> [Instruction] Set down, word for word, the lines from the one holding "What's the underlying" to the final line, both included, and skip the pictures.

-- start of Extracted entries --

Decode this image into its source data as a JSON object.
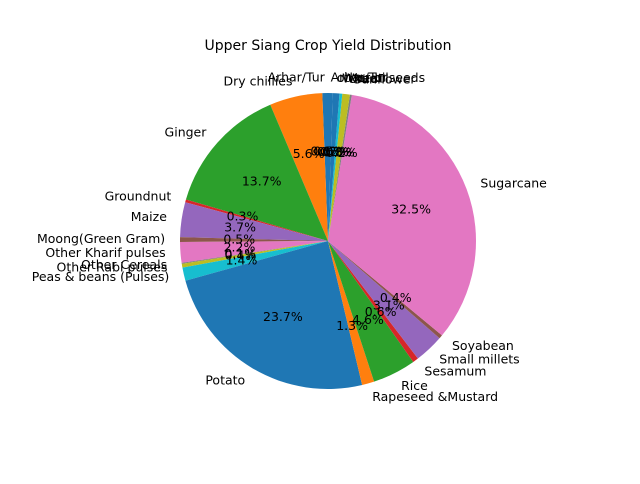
{
  "chart_data": {
    "type": "pie",
    "title": "Upper Siang Crop Yield Distribution",
    "start_angle_deg": 90,
    "direction": "counterclockwise",
    "slices": [
      {
        "label": "Arhar/Tur",
        "value": 0.6,
        "pct_text": "0.6%",
        "color": "#1f77b4"
      },
      {
        "label": "Dry chillies",
        "value": 5.6,
        "pct_text": "5.6%",
        "color": "#ff7f0e"
      },
      {
        "label": "Ginger",
        "value": 13.7,
        "pct_text": "13.7%",
        "color": "#2ca02c"
      },
      {
        "label": "Groundnut",
        "value": 0.3,
        "pct_text": "0.3%",
        "color": "#d62728"
      },
      {
        "label": "Maize",
        "value": 3.7,
        "pct_text": "3.7%",
        "color": "#9467bd"
      },
      {
        "label": "Moong(Green Gram)",
        "value": 0.5,
        "pct_text": "0.5%",
        "color": "#8c564b"
      },
      {
        "label": "Other Kharif pulses",
        "value": 2.2,
        "pct_text": "2.2%",
        "color": "#e377c2"
      },
      {
        "label": "Other Cereals",
        "value": 0.1,
        "pct_text": "0.1%",
        "color": "#7f7f7f"
      },
      {
        "label": "Other Rabi pulses",
        "value": 0.4,
        "pct_text": "0.4%",
        "color": "#bcbd22"
      },
      {
        "label": "Peas & beans (Pulses)",
        "value": 1.4,
        "pct_text": "1.4%",
        "color": "#17becf"
      },
      {
        "label": "Potato",
        "value": 23.7,
        "pct_text": "23.7%",
        "color": "#1f77b4"
      },
      {
        "label": "Rapeseed &Mustard",
        "value": 1.3,
        "pct_text": "1.3%",
        "color": "#ff7f0e"
      },
      {
        "label": "Rice",
        "value": 4.6,
        "pct_text": "4.6%",
        "color": "#2ca02c"
      },
      {
        "label": "Sesamum",
        "value": 0.6,
        "pct_text": "0.6%",
        "color": "#d62728"
      },
      {
        "label": "Small millets",
        "value": 3.1,
        "pct_text": "3.1%",
        "color": "#9467bd"
      },
      {
        "label": "Soyabean",
        "value": 0.4,
        "pct_text": "0.4%",
        "color": "#8c564b"
      },
      {
        "label": "Sugarcane",
        "value": 32.5,
        "pct_text": "32.5%",
        "color": "#e377c2"
      },
      {
        "label": "Sunflower",
        "value": 0.2,
        "pct_text": "0.2%",
        "color": "#7f7f7f"
      },
      {
        "label": "Urad",
        "value": 0.8,
        "pct_text": "0.8%",
        "color": "#bcbd22"
      },
      {
        "label": "Wheat",
        "value": 0.3,
        "pct_text": "0.3%",
        "color": "#17becf"
      },
      {
        "label": "other oilseeds",
        "value": 0.7,
        "pct_text": "0.7%",
        "color": "#1f77b4"
      },
      {
        "label": "Arhar/Tur",
        "value": 0.5,
        "pct_text": "0.5%",
        "color": "#1f77b4"
      }
    ]
  }
}
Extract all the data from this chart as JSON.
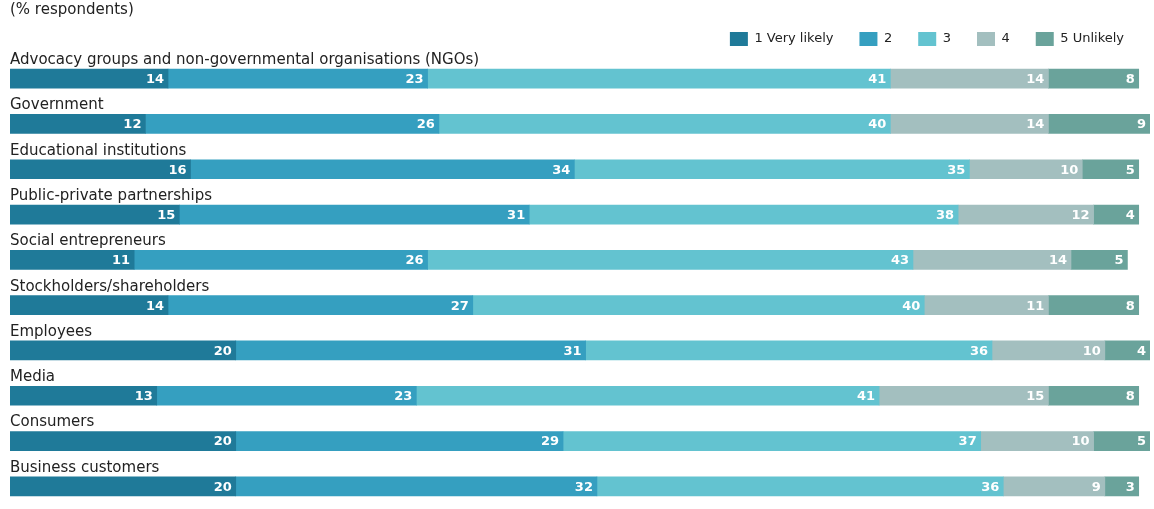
{
  "chart_data": {
    "type": "bar",
    "orientation": "horizontal",
    "stacked": true,
    "title": "(% respondents)",
    "categories": [
      "Advocacy groups and non-governmental organisations (NGOs)",
      "Government",
      "Educational institutions",
      "Public-private partnerships",
      "Social entrepreneurs",
      "Stockholders/shareholders",
      "Employees",
      "Media",
      "Consumers",
      "Business customers"
    ],
    "series": [
      {
        "name": "1 Very likely",
        "color": "#1f7a99",
        "values": [
          14,
          12,
          16,
          15,
          11,
          14,
          20,
          13,
          20,
          20
        ]
      },
      {
        "name": "2",
        "color": "#359fc0",
        "values": [
          23,
          26,
          34,
          31,
          26,
          27,
          31,
          23,
          29,
          32
        ]
      },
      {
        "name": "3",
        "color": "#63c3d0",
        "values": [
          41,
          40,
          35,
          38,
          43,
          40,
          36,
          41,
          37,
          36
        ]
      },
      {
        "name": "4",
        "color": "#a3bfbf",
        "values": [
          14,
          14,
          10,
          12,
          14,
          11,
          10,
          15,
          10,
          9
        ]
      },
      {
        "name": "5 Unlikely",
        "color": "#6aa39b",
        "values": [
          8,
          9,
          5,
          4,
          5,
          8,
          4,
          8,
          5,
          3
        ]
      }
    ],
    "xlim": [
      0,
      101
    ],
    "legend": "top right",
    "data_labels": true
  }
}
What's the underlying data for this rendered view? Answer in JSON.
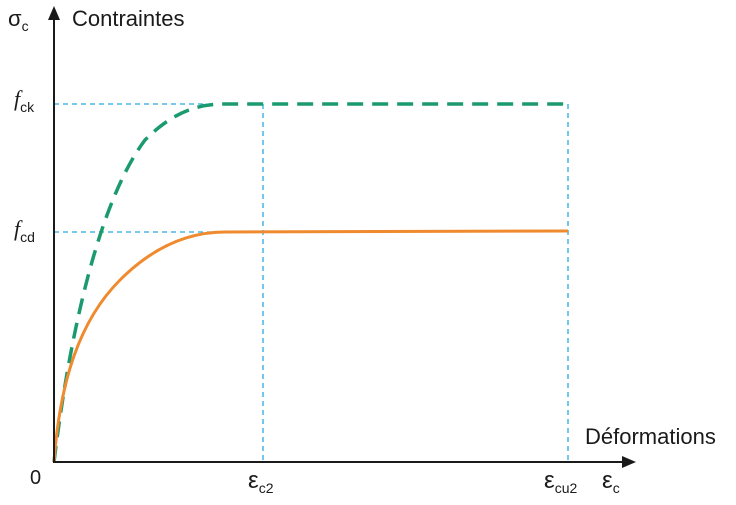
{
  "labels": {
    "y_axis_symbol": "σ",
    "y_axis_symbol_sub": "c",
    "y_axis_title": "Contraintes",
    "x_axis_title": "Déformations",
    "x_axis_symbol": "ε",
    "x_axis_symbol_sub": "c",
    "origin": "0",
    "fck_main": "f",
    "fck_sub": "ck",
    "fcd_main": "f",
    "fcd_sub": "cd",
    "ec2_main": "ε",
    "ec2_sub": "c2",
    "ecu2_main": "ε",
    "ecu2_sub": "cu2"
  },
  "colors": {
    "axis": "#1a1a1a",
    "guide": "#29a9e0",
    "characteristic_curve": "#1a9a6e",
    "design_curve": "#ef8a2e"
  }
}
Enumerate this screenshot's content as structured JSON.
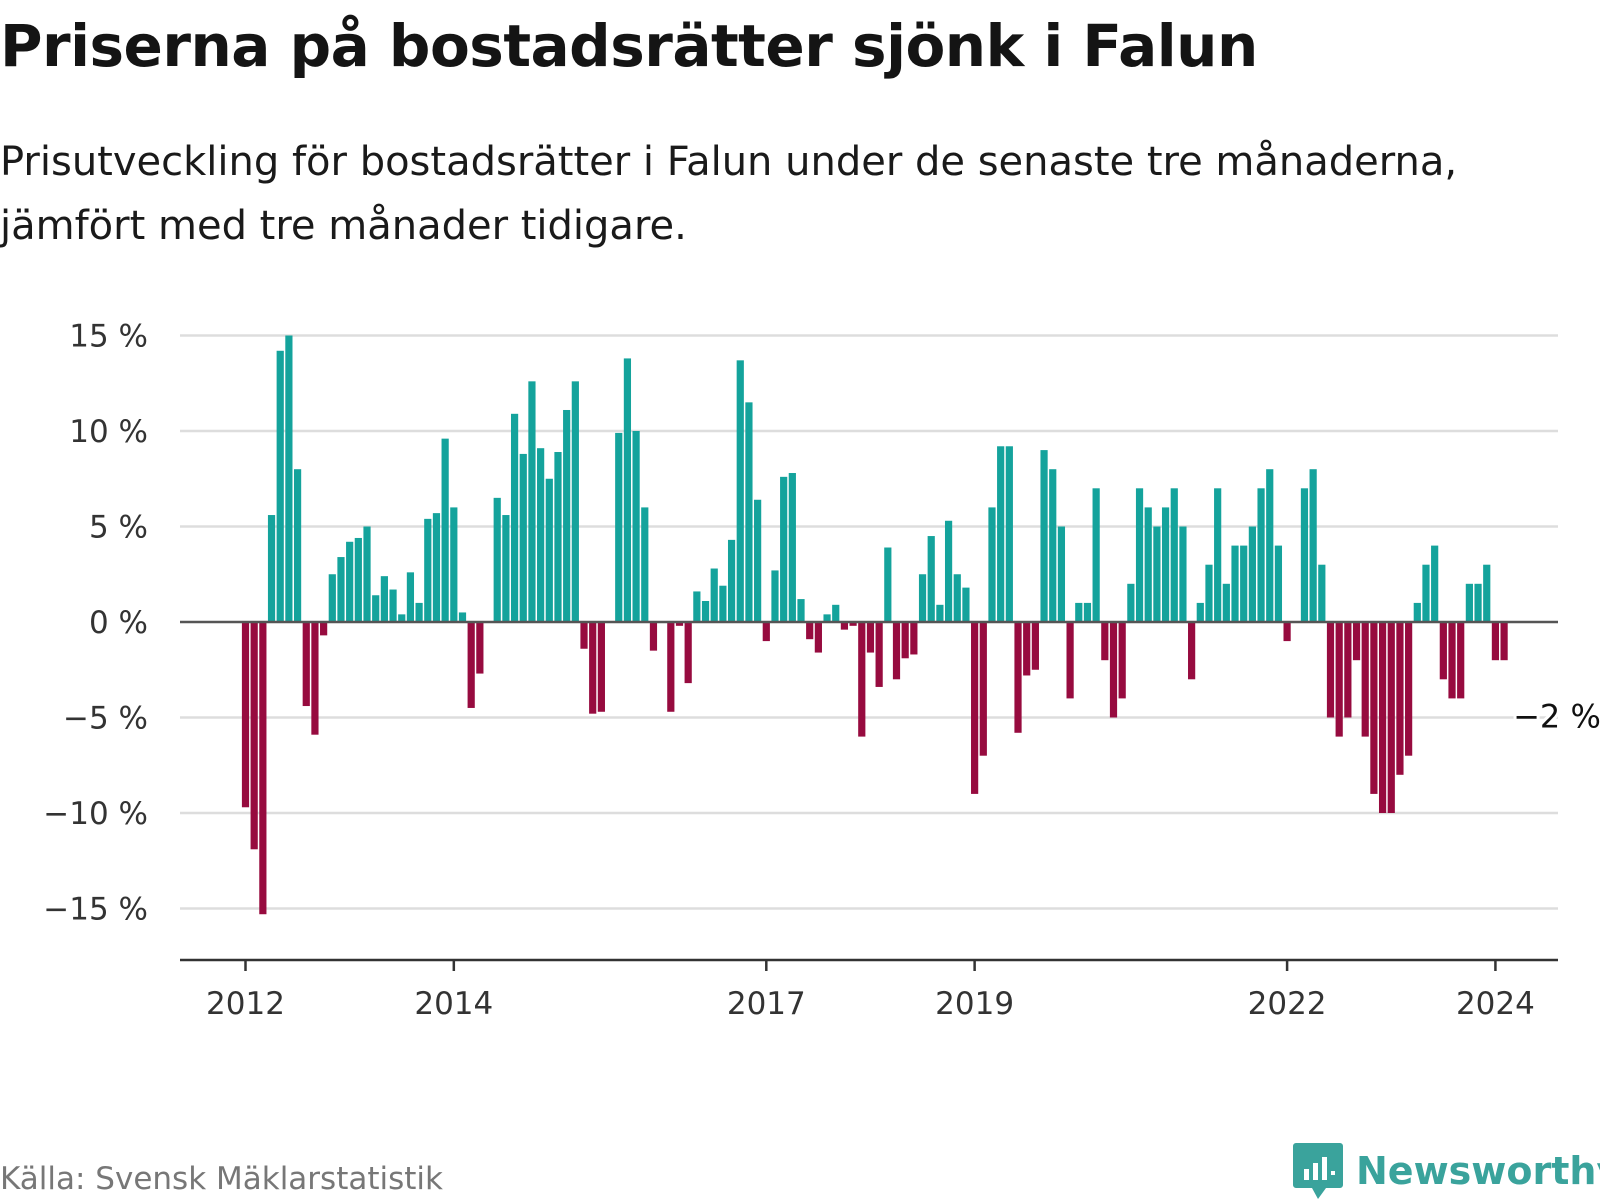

-- end of Extracted entries --

> [Finished task]
What's the underlying data for this rendered view? Answer in JSON.
{
  "labels": {
    "y_axis_symbol": "σ",
    "y_axis_symbol_sub": "c",
    "y_axis_title": "Contraintes",
    "x_axis_title": "Déformations",
    "x_axis_symbol": "ε",
    "x_axis_symbol_sub": "c",
    "origin": "0",
    "fck_main": "f",
    "fck_sub": "ck",
    "fcd_main": "f",
    "fcd_sub": "cd",
    "ec2_main": "ε",
    "ec2_sub": "c2",
    "ecu2_main": "ε",
    "ecu2_sub": "cu2"
  },
  "colors": {
    "axis": "#1a1a1a",
    "guide": "#29a9e0",
    "characteristic_curve": "#1a9a6e",
    "design_curve": "#ef8a2e"
  }
}
Enumerate this screenshot's content as structured JSON.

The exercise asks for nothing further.